* START RECORDS FOR THE EXERCISE *

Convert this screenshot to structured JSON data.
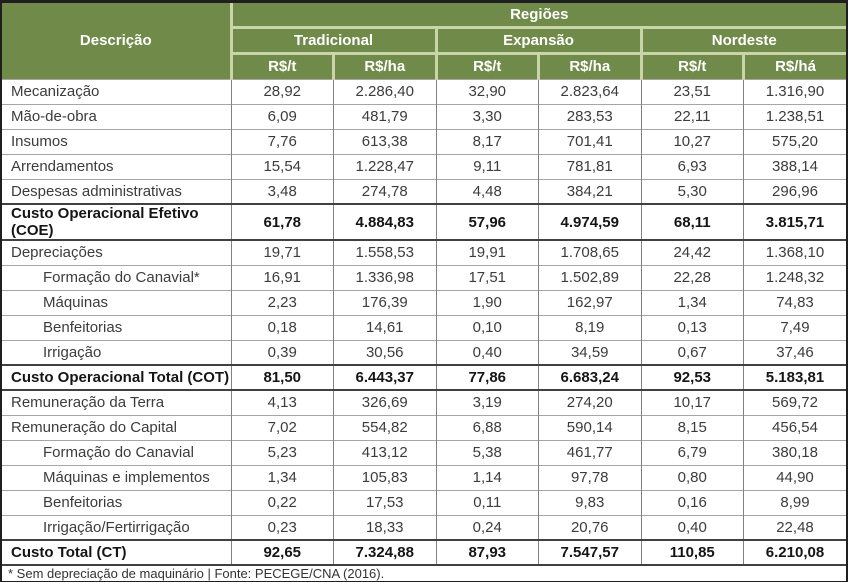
{
  "colors": {
    "header_green": "#708a49",
    "header_text": "#ffffff",
    "header_separator": "#c9d5a8",
    "row_line": "#a6a6a6",
    "column_line": "#808080",
    "total_row_line": "#404040",
    "body_text": "#3c3c3c",
    "outer_border": "#1f1f1f"
  },
  "table": {
    "header": {
      "descricao": "Descrição",
      "regioes": "Regiões",
      "regions": [
        "Tradicional",
        "Expansão",
        "Nordeste"
      ],
      "units": [
        "R$/t",
        "R$/ha",
        "R$/t",
        "R$/ha",
        "R$/t",
        "R$/há"
      ]
    },
    "rows": [
      {
        "label": "Mecanização",
        "indent": false,
        "bold": false,
        "values": [
          "28,92",
          "2.286,40",
          "32,90",
          "2.823,64",
          "23,51",
          "1.316,90"
        ]
      },
      {
        "label": "Mão-de-obra",
        "indent": false,
        "bold": false,
        "values": [
          "6,09",
          "481,79",
          "3,30",
          "283,53",
          "22,11",
          "1.238,51"
        ]
      },
      {
        "label": "Insumos",
        "indent": false,
        "bold": false,
        "values": [
          "7,76",
          "613,38",
          "8,17",
          "701,41",
          "10,27",
          "575,20"
        ]
      },
      {
        "label": "Arrendamentos",
        "indent": false,
        "bold": false,
        "values": [
          "15,54",
          "1.228,47",
          "9,11",
          "781,81",
          "6,93",
          "388,14"
        ]
      },
      {
        "label": "Despesas administrativas",
        "indent": false,
        "bold": false,
        "values": [
          "3,48",
          "274,78",
          "4,48",
          "384,21",
          "5,30",
          "296,96"
        ]
      },
      {
        "label": "Custo Operacional Efetivo (COE)",
        "indent": false,
        "bold": true,
        "values": [
          "61,78",
          "4.884,83",
          "57,96",
          "4.974,59",
          "68,11",
          "3.815,71"
        ]
      },
      {
        "label": "Depreciações",
        "indent": false,
        "bold": false,
        "values": [
          "19,71",
          "1.558,53",
          "19,91",
          "1.708,65",
          "24,42",
          "1.368,10"
        ]
      },
      {
        "label": "Formação do Canavial*",
        "indent": true,
        "bold": false,
        "values": [
          "16,91",
          "1.336,98",
          "17,51",
          "1.502,89",
          "22,28",
          "1.248,32"
        ]
      },
      {
        "label": "Máquinas",
        "indent": true,
        "bold": false,
        "values": [
          "2,23",
          "176,39",
          "1,90",
          "162,97",
          "1,34",
          "74,83"
        ]
      },
      {
        "label": "Benfeitorias",
        "indent": true,
        "bold": false,
        "values": [
          "0,18",
          "14,61",
          "0,10",
          "8,19",
          "0,13",
          "7,49"
        ]
      },
      {
        "label": "Irrigação",
        "indent": true,
        "bold": false,
        "values": [
          "0,39",
          "30,56",
          "0,40",
          "34,59",
          "0,67",
          "37,46"
        ]
      },
      {
        "label": "Custo Operacional Total (COT)",
        "indent": false,
        "bold": true,
        "values": [
          "81,50",
          "6.443,37",
          "77,86",
          "6.683,24",
          "92,53",
          "5.183,81"
        ]
      },
      {
        "label": "Remuneração da Terra",
        "indent": false,
        "bold": false,
        "values": [
          "4,13",
          "326,69",
          "3,19",
          "274,20",
          "10,17",
          "569,72"
        ]
      },
      {
        "label": "Remuneração do Capital",
        "indent": false,
        "bold": false,
        "values": [
          "7,02",
          "554,82",
          "6,88",
          "590,14",
          "8,15",
          "456,54"
        ]
      },
      {
        "label": "Formação do Canavial",
        "indent": true,
        "bold": false,
        "values": [
          "5,23",
          "413,12",
          "5,38",
          "461,77",
          "6,79",
          "380,18"
        ]
      },
      {
        "label": "Máquinas e implementos",
        "indent": true,
        "bold": false,
        "values": [
          "1,34",
          "105,83",
          "1,14",
          "97,78",
          "0,80",
          "44,90"
        ]
      },
      {
        "label": "Benfeitorias",
        "indent": true,
        "bold": false,
        "values": [
          "0,22",
          "17,53",
          "0,11",
          "9,83",
          "0,16",
          "8,99"
        ]
      },
      {
        "label": "Irrigação/Fertirrigação",
        "indent": true,
        "bold": false,
        "values": [
          "0,23",
          "18,33",
          "0,24",
          "20,76",
          "0,40",
          "22,48"
        ]
      },
      {
        "label": "Custo Total (CT)",
        "indent": false,
        "bold": true,
        "values": [
          "92,65",
          "7.324,88",
          "87,93",
          "7.547,57",
          "110,85",
          "6.210,08"
        ]
      }
    ],
    "footnote": "* Sem depreciação de maquinário | Fonte: PECEGE/CNA (2016)."
  }
}
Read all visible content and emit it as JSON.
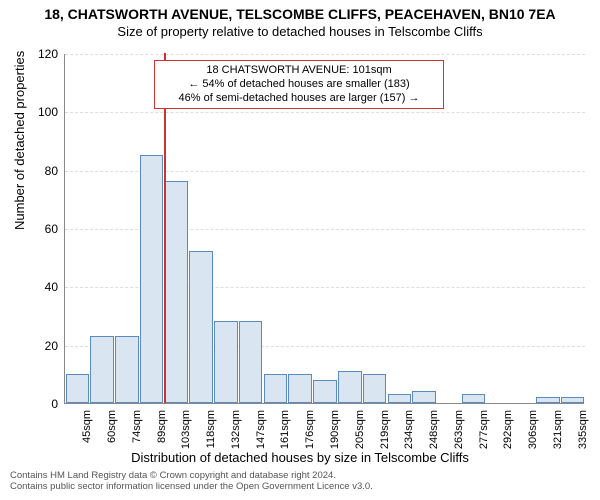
{
  "chart": {
    "type": "histogram",
    "title": "18, CHATSWORTH AVENUE, TELSCOMBE CLIFFS, PEACEHAVEN, BN10 7EA",
    "subtitle": "Size of property relative to detached houses in Telscombe Cliffs",
    "xlabel": "Distribution of detached houses by size in Telscombe Cliffs",
    "ylabel": "Number of detached properties",
    "background_color": "#ffffff",
    "grid_color": "#dddddd",
    "axis_color": "#888888",
    "bar_fill": "#d9e6f2",
    "bar_stroke": "#5a8cc0",
    "marker_color": "#cc3333",
    "title_fontsize": 14,
    "subtitle_fontsize": 13,
    "label_fontsize": 13,
    "tick_fontsize": 12,
    "xtick_fontsize": 11,
    "ylim": [
      0,
      120
    ],
    "ytick_step": 20,
    "yticks": [
      0,
      20,
      40,
      60,
      80,
      100,
      120
    ],
    "xticks": [
      "45sqm",
      "60sqm",
      "74sqm",
      "89sqm",
      "103sqm",
      "118sqm",
      "132sqm",
      "147sqm",
      "161sqm",
      "176sqm",
      "190sqm",
      "205sqm",
      "219sqm",
      "234sqm",
      "248sqm",
      "263sqm",
      "277sqm",
      "292sqm",
      "306sqm",
      "321sqm",
      "335sqm"
    ],
    "values": [
      10,
      23,
      23,
      85,
      76,
      52,
      28,
      28,
      10,
      10,
      8,
      11,
      10,
      3,
      4,
      0,
      3,
      0,
      0,
      2,
      2
    ],
    "marker_index": 4,
    "callout": {
      "line1": "18 CHATSWORTH AVENUE: 101sqm",
      "line2": "← 54% of detached houses are smaller (183)",
      "line3": "46% of semi-detached houses are larger (157) →"
    }
  },
  "footer": {
    "line1": "Contains HM Land Registry data © Crown copyright and database right 2024.",
    "line2": "Contains public sector information licensed under the Open Government Licence v3.0."
  }
}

* END RECORDS FOR THE EXERCISE *

EXERCISE REQUIREMENTS: Quote the entries in full. Any image among them is to be omitted from the copy.

FULL OUTPUT:
Convert this screenshot to structured JSON data.
{
  "colors": {
    "header_green": "#708a49",
    "header_text": "#ffffff",
    "header_separator": "#c9d5a8",
    "row_line": "#a6a6a6",
    "column_line": "#808080",
    "total_row_line": "#404040",
    "body_text": "#3c3c3c",
    "outer_border": "#1f1f1f"
  },
  "table": {
    "header": {
      "descricao": "Descrição",
      "regioes": "Regiões",
      "regions": [
        "Tradicional",
        "Expansão",
        "Nordeste"
      ],
      "units": [
        "R$/t",
        "R$/ha",
        "R$/t",
        "R$/ha",
        "R$/t",
        "R$/há"
      ]
    },
    "rows": [
      {
        "label": "Mecanização",
        "indent": false,
        "bold": false,
        "values": [
          "28,92",
          "2.286,40",
          "32,90",
          "2.823,64",
          "23,51",
          "1.316,90"
        ]
      },
      {
        "label": "Mão-de-obra",
        "indent": false,
        "bold": false,
        "values": [
          "6,09",
          "481,79",
          "3,30",
          "283,53",
          "22,11",
          "1.238,51"
        ]
      },
      {
        "label": "Insumos",
        "indent": false,
        "bold": false,
        "values": [
          "7,76",
          "613,38",
          "8,17",
          "701,41",
          "10,27",
          "575,20"
        ]
      },
      {
        "label": "Arrendamentos",
        "indent": false,
        "bold": false,
        "values": [
          "15,54",
          "1.228,47",
          "9,11",
          "781,81",
          "6,93",
          "388,14"
        ]
      },
      {
        "label": "Despesas administrativas",
        "indent": false,
        "bold": false,
        "values": [
          "3,48",
          "274,78",
          "4,48",
          "384,21",
          "5,30",
          "296,96"
        ]
      },
      {
        "label": "Custo Operacional Efetivo (COE)",
        "indent": false,
        "bold": true,
        "values": [
          "61,78",
          "4.884,83",
          "57,96",
          "4.974,59",
          "68,11",
          "3.815,71"
        ]
      },
      {
        "label": "Depreciações",
        "indent": false,
        "bold": false,
        "values": [
          "19,71",
          "1.558,53",
          "19,91",
          "1.708,65",
          "24,42",
          "1.368,10"
        ]
      },
      {
        "label": "Formação do Canavial*",
        "indent": true,
        "bold": false,
        "values": [
          "16,91",
          "1.336,98",
          "17,51",
          "1.502,89",
          "22,28",
          "1.248,32"
        ]
      },
      {
        "label": "Máquinas",
        "indent": true,
        "bold": false,
        "values": [
          "2,23",
          "176,39",
          "1,90",
          "162,97",
          "1,34",
          "74,83"
        ]
      },
      {
        "label": "Benfeitorias",
        "indent": true,
        "bold": false,
        "values": [
          "0,18",
          "14,61",
          "0,10",
          "8,19",
          "0,13",
          "7,49"
        ]
      },
      {
        "label": "Irrigação",
        "indent": true,
        "bold": false,
        "values": [
          "0,39",
          "30,56",
          "0,40",
          "34,59",
          "0,67",
          "37,46"
        ]
      },
      {
        "label": "Custo Operacional Total (COT)",
        "indent": false,
        "bold": true,
        "values": [
          "81,50",
          "6.443,37",
          "77,86",
          "6.683,24",
          "92,53",
          "5.183,81"
        ]
      },
      {
        "label": "Remuneração da Terra",
        "indent": false,
        "bold": false,
        "values": [
          "4,13",
          "326,69",
          "3,19",
          "274,20",
          "10,17",
          "569,72"
        ]
      },
      {
        "label": "Remuneração do Capital",
        "indent": false,
        "bold": false,
        "values": [
          "7,02",
          "554,82",
          "6,88",
          "590,14",
          "8,15",
          "456,54"
        ]
      },
      {
        "label": "Formação do Canavial",
        "indent": true,
        "bold": false,
        "values": [
          "5,23",
          "413,12",
          "5,38",
          "461,77",
          "6,79",
          "380,18"
        ]
      },
      {
        "label": "Máquinas e implementos",
        "indent": true,
        "bold": false,
        "values": [
          "1,34",
          "105,83",
          "1,14",
          "97,78",
          "0,80",
          "44,90"
        ]
      },
      {
        "label": "Benfeitorias",
        "indent": true,
        "bold": false,
        "values": [
          "0,22",
          "17,53",
          "0,11",
          "9,83",
          "0,16",
          "8,99"
        ]
      },
      {
        "label": "Irrigação/Fertirrigação",
        "indent": true,
        "bold": false,
        "values": [
          "0,23",
          "18,33",
          "0,24",
          "20,76",
          "0,40",
          "22,48"
        ]
      },
      {
        "label": "Custo Total (CT)",
        "indent": false,
        "bold": true,
        "values": [
          "92,65",
          "7.324,88",
          "87,93",
          "7.547,57",
          "110,85",
          "6.210,08"
        ]
      }
    ],
    "footnote": "* Sem depreciação de maquinário | Fonte: PECEGE/CNA (2016)."
  }
}
Read all visible content and emit it as JSON.
{
  "chart": {
    "type": "histogram",
    "title": "18, CHATSWORTH AVENUE, TELSCOMBE CLIFFS, PEACEHAVEN, BN10 7EA",
    "subtitle": "Size of property relative to detached houses in Telscombe Cliffs",
    "xlabel": "Distribution of detached houses by size in Telscombe Cliffs",
    "ylabel": "Number of detached properties",
    "background_color": "#ffffff",
    "grid_color": "#dddddd",
    "axis_color": "#888888",
    "bar_fill": "#d9e6f2",
    "bar_stroke": "#5a8cc0",
    "marker_color": "#cc3333",
    "title_fontsize": 14,
    "subtitle_fontsize": 13,
    "label_fontsize": 13,
    "tick_fontsize": 12,
    "xtick_fontsize": 11,
    "ylim": [
      0,
      120
    ],
    "ytick_step": 20,
    "yticks": [
      0,
      20,
      40,
      60,
      80,
      100,
      120
    ],
    "xticks": [
      "45sqm",
      "60sqm",
      "74sqm",
      "89sqm",
      "103sqm",
      "118sqm",
      "132sqm",
      "147sqm",
      "161sqm",
      "176sqm",
      "190sqm",
      "205sqm",
      "219sqm",
      "234sqm",
      "248sqm",
      "263sqm",
      "277sqm",
      "292sqm",
      "306sqm",
      "321sqm",
      "335sqm"
    ],
    "values": [
      10,
      23,
      23,
      85,
      76,
      52,
      28,
      28,
      10,
      10,
      8,
      11,
      10,
      3,
      4,
      0,
      3,
      0,
      0,
      2,
      2
    ],
    "marker_index": 4,
    "callout": {
      "line1": "18 CHATSWORTH AVENUE: 101sqm",
      "line2": "← 54% of detached houses are smaller (183)",
      "line3": "46% of semi-detached houses are larger (157) →"
    }
  },
  "footer": {
    "line1": "Contains HM Land Registry data © Crown copyright and database right 2024.",
    "line2": "Contains public sector information licensed under the Open Government Licence v3.0."
  }
}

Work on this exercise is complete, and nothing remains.